## OBJECTIVE:
All of the material should be reproduced exactly, with pictures left out.

**** INPUT

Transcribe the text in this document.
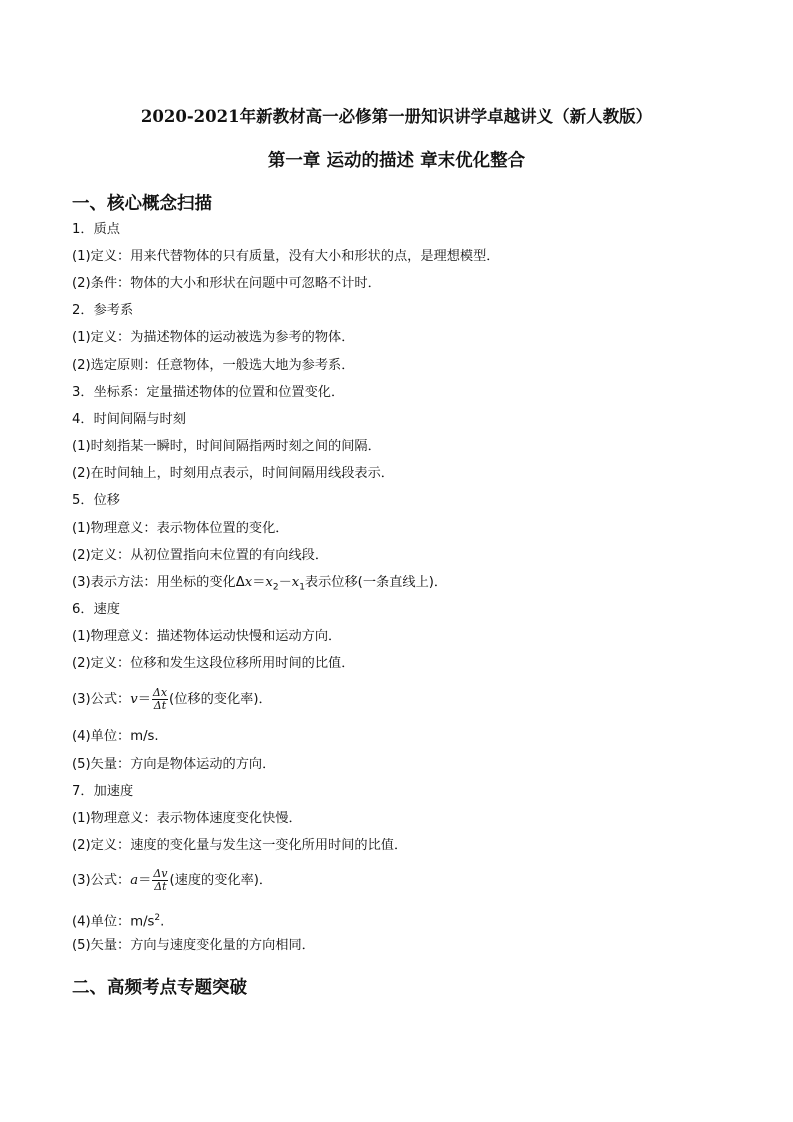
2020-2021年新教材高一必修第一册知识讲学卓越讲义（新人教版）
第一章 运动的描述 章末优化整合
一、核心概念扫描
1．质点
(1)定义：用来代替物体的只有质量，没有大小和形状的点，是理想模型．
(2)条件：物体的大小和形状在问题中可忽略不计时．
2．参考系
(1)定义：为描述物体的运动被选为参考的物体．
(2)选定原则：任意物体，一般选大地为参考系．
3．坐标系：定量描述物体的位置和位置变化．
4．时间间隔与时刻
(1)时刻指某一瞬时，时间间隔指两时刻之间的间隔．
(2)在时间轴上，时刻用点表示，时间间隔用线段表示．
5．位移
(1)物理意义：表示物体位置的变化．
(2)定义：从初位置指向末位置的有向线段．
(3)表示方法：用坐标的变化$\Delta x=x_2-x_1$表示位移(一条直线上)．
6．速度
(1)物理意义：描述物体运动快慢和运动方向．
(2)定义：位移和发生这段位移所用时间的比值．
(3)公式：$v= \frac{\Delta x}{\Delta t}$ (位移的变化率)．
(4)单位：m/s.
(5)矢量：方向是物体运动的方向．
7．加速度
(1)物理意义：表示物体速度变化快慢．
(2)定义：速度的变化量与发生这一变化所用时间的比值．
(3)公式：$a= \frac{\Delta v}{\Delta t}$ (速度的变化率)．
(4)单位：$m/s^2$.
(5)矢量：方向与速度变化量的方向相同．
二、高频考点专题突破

********

## PROBLEM SOLUTION:
Transcribe the text in this document.
2020-2021年新教材高一必修第一册知识讲学卓越讲义（新人教版）
第一章 运动的描述 章末优化整合
一、核心概念扫描
1．质点
(1)定义：用来代替物体的只有质量，没有大小和形状的点，是理想模型．
(2)条件：物体的大小和形状在问题中可忽略不计时．
2．参考系
(1)定义：为描述物体的运动被选为参考的物体．
(2)选定原则：任意物体，一般选大地为参考系．
3．坐标系：定量描述物体的位置和位置变化．
4．时间间隔与时刻
(1)时刻指某一瞬时，时间间隔指两时刻之间的间隔．
(2)在时间轴上，时刻用点表示，时间间隔用线段表示．
5．位移
(1)物理意义：表示物体位置的变化．
(2)定义：从初位置指向末位置的有向线段．
(3)表示方法：用坐标的变化$\Delta x=x_2-x_1$表示位移(一条直线上)．
6．速度
(1)物理意义：描述物体运动快慢和运动方向．
(2)定义：位移和发生这段位移所用时间的比值．
(3)公式：$v= \frac{\Delta x}{\Delta t}$ (位移的变化率)．
(4)单位：m/s.
(5)矢量：方向是物体运动的方向．
7．加速度
(1)物理意义：表示物体速度变化快慢．
(2)定义：速度的变化量与发生这一变化所用时间的比值．
(3)公式：$a= \frac{\Delta v}{\Delta t}$ (速度的变化率)．
(4)单位：$m/s^2$.
(5)矢量：方向与速度变化量的方向相同．
二、高频考点专题突破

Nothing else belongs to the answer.